ОТРЫВОК:
==============================
Эту фотографию я позаимствовала в нововасильевской группе, её Нина Миненко-Христенко так подписала: «У дяди Миши».

Я бы могла подписаться под ней тоже, назвав её «у дедушки Павлика, бабушки Маруси» — или у нововасильевских дедушек (бабушкиных родных по отцу) Тимоши, Миши, Илюши: точно такие стулья (с такой спинкой, уютной скобочкой обхватывающей спину и с не круглым, а «овально-трапециевидным» сидением, хотя были и круглые) стояли у бабушки с дедушкой в Приазовье, в домах у моей нововасильевской родни, — и такой точно стол со скрещёнными ножками (у бабушки я застала его уже сосланным на улицу, под навес возле летней печки, на которой бабушка, чтоб не жарко, готовила летом еду), и точно так же под сенью деревьев мы пили летом чай из самовара во дворе, и точно так же собиралась вся возможная в данный момент родня за одним столом...
==============================
Записи данных:
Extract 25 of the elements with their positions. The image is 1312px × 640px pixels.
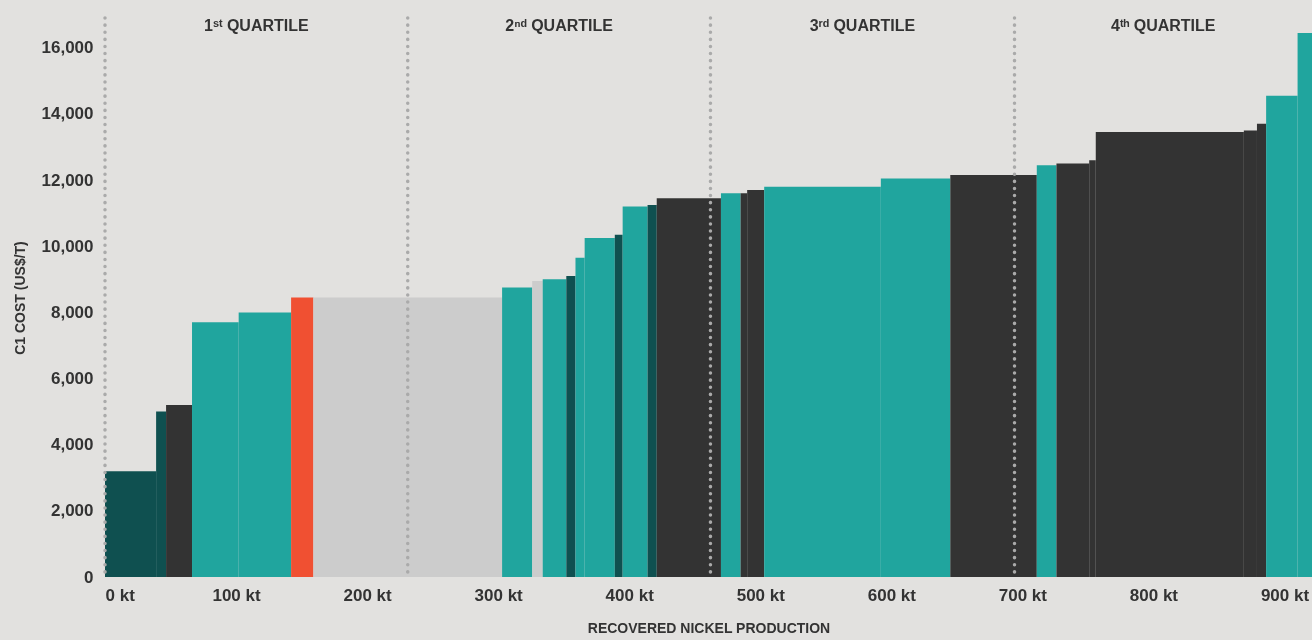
y-tick-label: 12,000 [41, 170, 94, 190]
x-tick-label: 0 kt [105, 585, 136, 605]
annotation: 2ⁿᵈ QUARTILE [505, 17, 614, 34]
annotation: 3ʳᵈ QUARTILE [809, 17, 916, 34]
x-tick-label: 700 kt [998, 585, 1048, 605]
y-tick-label: 2,000 [50, 501, 94, 521]
x-tick-label: 600 kt [867, 585, 917, 605]
x-tick-label: 100 kt [212, 585, 261, 605]
y-tick-label: 8,000 [50, 302, 94, 322]
x-tick-label: 800 kt [1129, 585, 1179, 605]
x-tick-label: 300 kt [474, 585, 524, 605]
x-tick-label: 900 kt [1260, 585, 1310, 605]
y-tick-label: 4,000 [50, 435, 94, 455]
y-tick-label: 16,000 [41, 38, 94, 58]
annotation: 4ᵗʰ QUARTILE [1111, 17, 1216, 34]
y-tick-label: 10,000 [41, 236, 94, 256]
x-axis-title: RECOVERED NICKEL PRODUCTION [587, 619, 831, 636]
y-axis-title: C1 COST (US$/T) [11, 241, 28, 355]
x-tick-label: 500 kt [736, 585, 786, 605]
y-tick-label: 0 [84, 567, 94, 587]
annotation: 1ˢᵗ QUARTILE [204, 17, 309, 34]
x-tick-label: 200 kt [343, 585, 393, 605]
x-tick-label: 400 kt [605, 585, 655, 605]
y-tick-label: 6,000 [50, 369, 94, 389]
y-tick-label: 14,000 [41, 104, 94, 124]
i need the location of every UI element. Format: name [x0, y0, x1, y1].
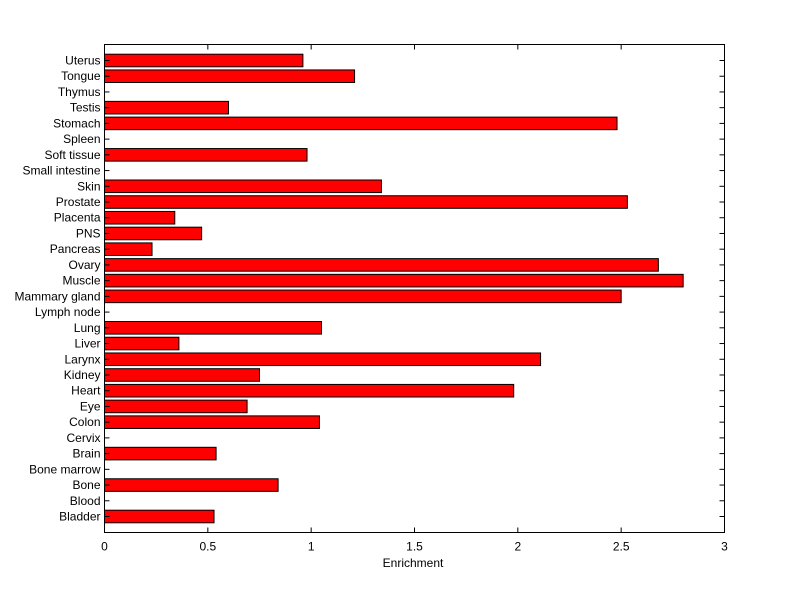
- bar-lung: [104, 321, 322, 335]
- y-tick-label: Bone: [72, 478, 100, 492]
- x-tick-label: 1.5: [406, 540, 423, 554]
- x-tick-label: 0.5: [199, 540, 216, 554]
- y-axis-ticks: [104, 60, 725, 517]
- bar-pns: [104, 226, 203, 241]
- y-tick-label: PNS: [76, 226, 101, 240]
- bar-muscle: [104, 273, 684, 288]
- bar-kidney: [104, 368, 260, 382]
- bar-brain: [104, 446, 217, 461]
- bar-testis: [104, 100, 229, 115]
- bar-heart: [104, 383, 515, 398]
- y-tick-label: Small intestine: [22, 164, 100, 178]
- y-tick-label: Stomach: [53, 116, 100, 130]
- y-tick-label: Thymus: [58, 85, 101, 99]
- bar-pancreas: [104, 242, 153, 256]
- y-tick-label: Testis: [70, 101, 101, 115]
- bar-mammary-gland: [104, 289, 622, 304]
- y-tick-label: Bone marrow: [29, 462, 101, 476]
- y-tick-label: Bladder: [59, 510, 100, 524]
- y-tick-label: Brain: [72, 447, 100, 461]
- y-tick-label: Lung: [74, 321, 101, 335]
- y-tick-label: Uterus: [65, 54, 100, 68]
- y-tick-label: Ovary: [68, 258, 100, 272]
- bar-soft-tissue: [104, 148, 308, 162]
- bar-uterus: [104, 53, 304, 68]
- plot-frame: [104, 44, 725, 533]
- bar-colon: [104, 415, 320, 429]
- y-tick-label: Skin: [77, 179, 100, 193]
- bar-ovary: [104, 258, 659, 272]
- y-tick-label: Placenta: [54, 211, 101, 225]
- bar-stomach: [104, 116, 618, 131]
- x-axis-title: Enrichment: [383, 556, 444, 570]
- bar-larynx: [104, 352, 542, 367]
- x-axis-labels: 0 0.5 1 1.5 2 2.5 3: [101, 540, 728, 554]
- y-tick-label: Pancreas: [50, 242, 101, 256]
- y-tick-label: Lymph node: [35, 305, 101, 319]
- bar-bladder: [104, 509, 215, 524]
- y-tick-label: Mammary gland: [14, 289, 100, 303]
- bar-eye: [104, 399, 248, 414]
- y-tick-label: Tongue: [61, 69, 101, 83]
- y-tick-label: Muscle: [62, 274, 100, 288]
- y-tick-label: Cervix: [66, 431, 100, 445]
- bars-group: [104, 53, 684, 524]
- x-tick-label: 3: [721, 540, 728, 554]
- bar-tongue: [104, 69, 356, 84]
- y-tick-label: Spleen: [63, 132, 100, 146]
- x-tick-label: 2.5: [613, 540, 630, 554]
- bar-prostate: [104, 195, 628, 209]
- y-tick-label: Heart: [71, 384, 101, 398]
- x-tick-label: 0: [101, 540, 108, 554]
- x-tick-label: 1: [308, 540, 315, 554]
- y-tick-label: Soft tissue: [44, 148, 100, 162]
- y-tick-label: Colon: [69, 415, 100, 429]
- bar-skin: [104, 179, 382, 194]
- y-tick-label: Blood: [70, 494, 101, 508]
- y-tick-label: Liver: [74, 337, 100, 351]
- y-tick-label: Larynx: [64, 352, 100, 366]
- bar-liver: [104, 336, 180, 351]
- bar-placenta: [104, 210, 176, 225]
- y-tick-label: Eye: [80, 399, 101, 413]
- x-tick-label: 2: [514, 540, 521, 554]
- y-tick-label: Kidney: [64, 368, 101, 382]
- y-tick-label: Prostate: [56, 195, 101, 209]
- bar-bone: [104, 478, 279, 492]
==============================
ЗАДАНИЯ:
[a] Выведите строки данных, начиная со строки с «- bar-lung: [104, 321, 322, 335]» и заканчивая строкой с «- bar-heart: [104, 383, 515, 398]», заменив в них «x-tick-label» на «x-label», а всё остальное оставьте без изменений.
[b] Напишите продолжение отрывка о стульях и столе у нововасильевской родни.
Отрывок и строки данных взяты из разных источников.

ОТВЕТЫ К ЗАДАНИЯМ:
[a]
- bar-lung: [104, 321, 322, 335]
- y-tick-label: Bone: [72, 478, 100, 492]
- x-label: 1.5: [406, 540, 423, 554]
- x-label: 0.5: [199, 540, 216, 554]
- y-axis-ticks: [104, 60, 725, 517]
- bar-pns: [104, 226, 203, 241]
- y-tick-label: PNS: [76, 226, 101, 240]
- bar-muscle: [104, 273, 684, 288]
- bar-kidney: [104, 368, 260, 382]
- bar-brain: [104, 446, 217, 461]
- bar-testis: [104, 100, 229, 115]
- bar-heart: [104, 383, 515, 398]

[b]
У дяди Миши

Если присмотреться, то наверняка можно разглядеть на сиденье полосочки — вот такие, как на косточках у «маслин» — серебристого лоха:



Да вот он, стул-то (нечаянно увидела, — подарком судьбы, — собравшись рассказать о нововасильевском гламуре)! — смотрите на спинку:



Это Лиля стоит во дворе бабушкиного дома, на фоне типичного дверного проёма в форме полуарки «ракушечной» такой — как у ракушки-раковинки с двумя полосочками...


...Если пойти от нашего дома на Почтовой через переулочек с подвесным мостиком или по Почтовому переулку, начинающемуся от Школьной улицы, через металлический, бывший деревянно-стиксовый мост, — упереться в Кооперативную (бывшую Московскую), а потом пойти мимо кинотеатра «Заря» вверх...



...то можно выйти на Покровскую, сначала к дедушке Ване Жмаеву...



...а затем к S-образному бьютифул-лайновому изгибу въезда в Нововасильевку, — где жили все три мои хокусайские бабушки: Вера Сорокина (справа, в сторону Астраханской), Маруся Вихляева и Надя Васильева (слева, в сторону «посадки»).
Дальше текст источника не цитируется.